> [TASK INSTRUCTIONS] Give the number of lines in the data that contain "Department", and nothing more.
━━━
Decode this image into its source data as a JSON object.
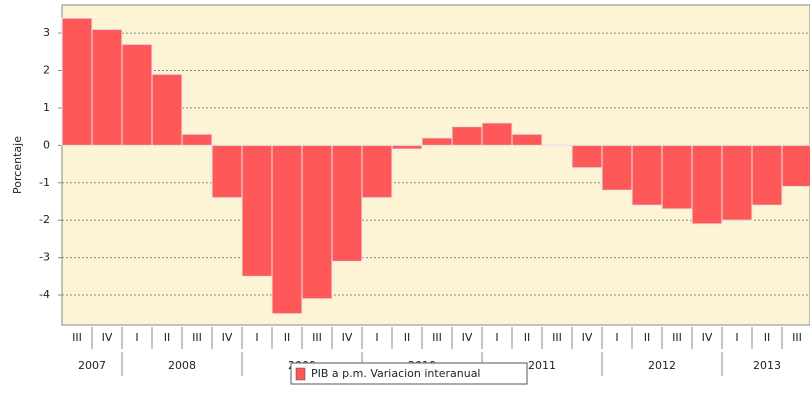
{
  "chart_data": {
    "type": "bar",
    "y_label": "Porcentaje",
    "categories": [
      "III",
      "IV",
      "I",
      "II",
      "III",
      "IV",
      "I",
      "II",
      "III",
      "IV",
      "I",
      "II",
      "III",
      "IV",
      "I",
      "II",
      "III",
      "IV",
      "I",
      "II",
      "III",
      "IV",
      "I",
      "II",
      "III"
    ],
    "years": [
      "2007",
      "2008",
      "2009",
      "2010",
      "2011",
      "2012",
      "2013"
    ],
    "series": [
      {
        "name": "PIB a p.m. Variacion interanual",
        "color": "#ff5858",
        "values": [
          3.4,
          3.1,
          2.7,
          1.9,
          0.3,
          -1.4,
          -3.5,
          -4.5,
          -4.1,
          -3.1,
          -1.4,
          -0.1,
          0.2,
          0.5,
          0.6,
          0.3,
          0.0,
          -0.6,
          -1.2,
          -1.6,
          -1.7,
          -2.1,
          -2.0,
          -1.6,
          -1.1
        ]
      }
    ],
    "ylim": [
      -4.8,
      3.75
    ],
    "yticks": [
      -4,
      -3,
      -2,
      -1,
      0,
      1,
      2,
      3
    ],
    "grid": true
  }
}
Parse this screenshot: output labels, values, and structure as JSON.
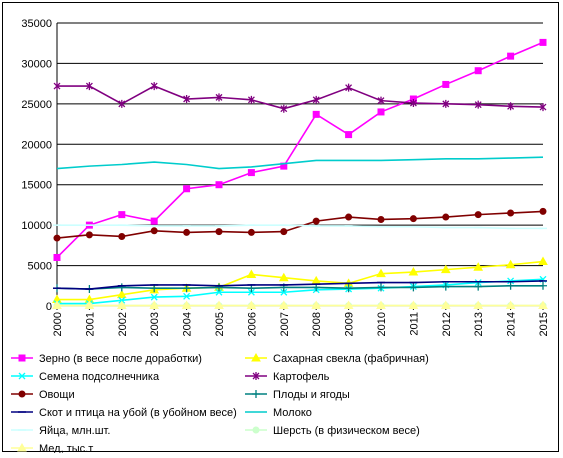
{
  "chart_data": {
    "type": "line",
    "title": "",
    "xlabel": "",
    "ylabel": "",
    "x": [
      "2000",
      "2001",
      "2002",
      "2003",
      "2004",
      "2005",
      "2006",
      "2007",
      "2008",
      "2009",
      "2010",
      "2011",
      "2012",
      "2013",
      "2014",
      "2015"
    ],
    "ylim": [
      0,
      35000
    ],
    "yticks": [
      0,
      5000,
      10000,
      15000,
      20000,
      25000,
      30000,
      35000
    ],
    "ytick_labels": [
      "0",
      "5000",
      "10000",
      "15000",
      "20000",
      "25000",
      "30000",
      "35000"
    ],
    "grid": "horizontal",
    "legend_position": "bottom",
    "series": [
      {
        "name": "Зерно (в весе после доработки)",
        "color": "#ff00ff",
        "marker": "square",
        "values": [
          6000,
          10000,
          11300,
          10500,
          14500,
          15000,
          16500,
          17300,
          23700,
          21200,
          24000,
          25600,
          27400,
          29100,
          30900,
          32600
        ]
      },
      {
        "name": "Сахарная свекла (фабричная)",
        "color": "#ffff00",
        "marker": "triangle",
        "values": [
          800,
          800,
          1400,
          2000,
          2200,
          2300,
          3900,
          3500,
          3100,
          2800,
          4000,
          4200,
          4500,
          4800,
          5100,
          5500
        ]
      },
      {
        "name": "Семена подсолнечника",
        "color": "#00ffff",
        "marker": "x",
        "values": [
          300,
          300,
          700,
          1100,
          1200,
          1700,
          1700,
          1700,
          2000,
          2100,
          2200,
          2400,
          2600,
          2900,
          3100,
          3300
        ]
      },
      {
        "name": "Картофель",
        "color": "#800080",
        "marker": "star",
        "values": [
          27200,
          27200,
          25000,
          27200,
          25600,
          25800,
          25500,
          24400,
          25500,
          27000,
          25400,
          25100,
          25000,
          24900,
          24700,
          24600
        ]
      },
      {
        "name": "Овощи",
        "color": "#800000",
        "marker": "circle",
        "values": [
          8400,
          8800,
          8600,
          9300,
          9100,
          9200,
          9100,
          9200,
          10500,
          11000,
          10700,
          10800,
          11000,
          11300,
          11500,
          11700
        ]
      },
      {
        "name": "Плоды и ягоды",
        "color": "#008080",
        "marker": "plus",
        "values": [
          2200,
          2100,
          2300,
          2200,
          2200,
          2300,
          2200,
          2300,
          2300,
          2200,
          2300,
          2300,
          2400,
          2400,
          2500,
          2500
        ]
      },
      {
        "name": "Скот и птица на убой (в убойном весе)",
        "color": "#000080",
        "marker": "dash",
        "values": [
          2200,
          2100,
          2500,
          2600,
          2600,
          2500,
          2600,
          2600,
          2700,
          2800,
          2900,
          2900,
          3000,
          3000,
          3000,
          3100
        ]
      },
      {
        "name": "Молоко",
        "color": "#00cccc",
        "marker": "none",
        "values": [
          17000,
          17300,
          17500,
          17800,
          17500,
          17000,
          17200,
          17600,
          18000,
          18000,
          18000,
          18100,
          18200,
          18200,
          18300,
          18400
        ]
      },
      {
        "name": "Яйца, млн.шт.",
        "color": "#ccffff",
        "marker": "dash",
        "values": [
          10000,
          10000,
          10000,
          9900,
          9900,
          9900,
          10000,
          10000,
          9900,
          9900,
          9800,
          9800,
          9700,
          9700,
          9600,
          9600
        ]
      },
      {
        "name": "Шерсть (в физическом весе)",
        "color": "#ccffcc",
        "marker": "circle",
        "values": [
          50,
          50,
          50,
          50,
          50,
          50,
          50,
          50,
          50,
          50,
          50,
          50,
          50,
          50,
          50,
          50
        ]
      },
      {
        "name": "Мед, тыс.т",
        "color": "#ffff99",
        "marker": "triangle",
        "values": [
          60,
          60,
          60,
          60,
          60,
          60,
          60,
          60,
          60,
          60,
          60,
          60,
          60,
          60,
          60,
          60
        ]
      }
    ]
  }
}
━━━
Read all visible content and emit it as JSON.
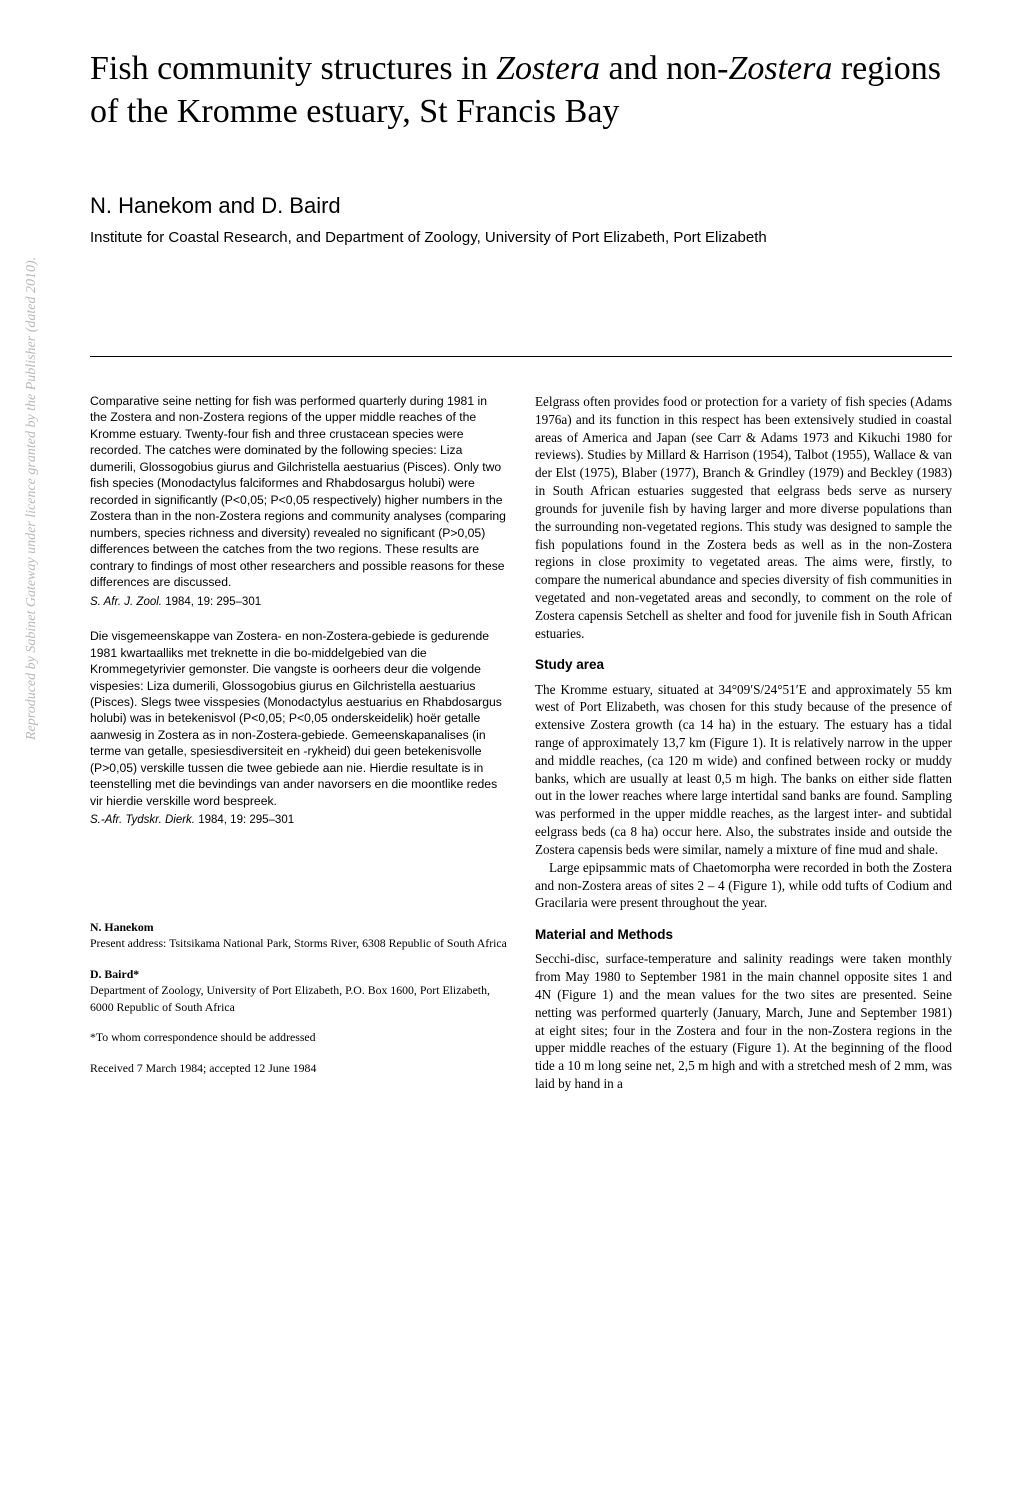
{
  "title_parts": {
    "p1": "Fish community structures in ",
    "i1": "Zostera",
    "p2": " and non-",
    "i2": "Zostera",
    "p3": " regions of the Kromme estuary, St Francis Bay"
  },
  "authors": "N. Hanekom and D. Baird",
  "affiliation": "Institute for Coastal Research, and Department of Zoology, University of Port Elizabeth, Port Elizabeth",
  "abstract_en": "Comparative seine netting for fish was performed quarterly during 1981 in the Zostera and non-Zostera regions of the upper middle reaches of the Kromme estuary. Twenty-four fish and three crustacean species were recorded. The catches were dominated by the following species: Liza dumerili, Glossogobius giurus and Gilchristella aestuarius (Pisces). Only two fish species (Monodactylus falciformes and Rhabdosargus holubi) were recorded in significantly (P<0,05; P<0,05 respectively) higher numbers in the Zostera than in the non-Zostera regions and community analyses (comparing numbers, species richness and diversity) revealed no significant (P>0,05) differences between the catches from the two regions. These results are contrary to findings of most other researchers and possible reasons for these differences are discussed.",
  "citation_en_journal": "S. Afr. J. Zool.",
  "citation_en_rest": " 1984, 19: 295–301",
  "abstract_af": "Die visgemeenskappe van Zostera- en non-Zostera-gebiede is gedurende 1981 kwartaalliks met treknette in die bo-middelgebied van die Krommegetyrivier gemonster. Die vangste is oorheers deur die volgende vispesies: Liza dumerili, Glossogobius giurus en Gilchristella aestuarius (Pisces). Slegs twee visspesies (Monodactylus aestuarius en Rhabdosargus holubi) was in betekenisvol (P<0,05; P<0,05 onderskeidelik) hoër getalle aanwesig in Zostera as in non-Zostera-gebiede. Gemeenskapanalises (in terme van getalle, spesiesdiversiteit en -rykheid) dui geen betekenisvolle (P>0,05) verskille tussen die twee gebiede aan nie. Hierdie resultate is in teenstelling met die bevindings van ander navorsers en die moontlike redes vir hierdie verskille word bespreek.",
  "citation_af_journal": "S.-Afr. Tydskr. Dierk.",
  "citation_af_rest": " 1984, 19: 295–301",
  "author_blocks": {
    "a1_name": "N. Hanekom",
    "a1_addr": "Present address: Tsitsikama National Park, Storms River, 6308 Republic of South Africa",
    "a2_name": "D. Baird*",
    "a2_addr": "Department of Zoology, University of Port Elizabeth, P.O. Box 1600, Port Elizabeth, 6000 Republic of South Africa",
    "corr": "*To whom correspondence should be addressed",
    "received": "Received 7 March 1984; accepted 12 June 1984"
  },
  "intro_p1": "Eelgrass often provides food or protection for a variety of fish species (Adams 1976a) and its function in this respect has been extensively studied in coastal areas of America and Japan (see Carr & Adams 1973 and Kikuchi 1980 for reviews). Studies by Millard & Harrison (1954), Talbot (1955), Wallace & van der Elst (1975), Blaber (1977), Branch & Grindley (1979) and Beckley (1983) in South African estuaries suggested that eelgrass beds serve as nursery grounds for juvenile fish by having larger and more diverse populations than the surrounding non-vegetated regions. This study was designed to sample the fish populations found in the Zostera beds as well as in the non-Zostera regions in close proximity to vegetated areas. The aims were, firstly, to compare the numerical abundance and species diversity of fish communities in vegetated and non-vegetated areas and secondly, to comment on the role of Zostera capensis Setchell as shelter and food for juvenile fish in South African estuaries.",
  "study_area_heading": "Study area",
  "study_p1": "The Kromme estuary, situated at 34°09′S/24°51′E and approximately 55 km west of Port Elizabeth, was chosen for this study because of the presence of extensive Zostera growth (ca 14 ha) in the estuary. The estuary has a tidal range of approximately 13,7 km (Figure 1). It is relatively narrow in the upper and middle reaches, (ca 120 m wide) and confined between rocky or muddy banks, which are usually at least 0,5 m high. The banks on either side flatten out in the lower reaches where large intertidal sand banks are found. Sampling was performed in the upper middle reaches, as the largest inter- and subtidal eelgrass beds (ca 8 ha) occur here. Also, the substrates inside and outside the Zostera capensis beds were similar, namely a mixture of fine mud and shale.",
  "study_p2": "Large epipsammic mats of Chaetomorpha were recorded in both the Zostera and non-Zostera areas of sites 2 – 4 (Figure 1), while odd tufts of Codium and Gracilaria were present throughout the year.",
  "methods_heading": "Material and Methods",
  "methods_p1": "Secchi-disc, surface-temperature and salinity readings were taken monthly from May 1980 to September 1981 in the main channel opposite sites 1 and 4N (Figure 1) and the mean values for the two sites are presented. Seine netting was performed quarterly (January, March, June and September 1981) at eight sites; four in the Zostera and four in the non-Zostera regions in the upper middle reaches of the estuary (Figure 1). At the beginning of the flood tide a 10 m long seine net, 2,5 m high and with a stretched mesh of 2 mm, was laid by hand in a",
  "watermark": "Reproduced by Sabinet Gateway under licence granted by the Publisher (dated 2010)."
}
━━━
> [FINAL RESULT] 2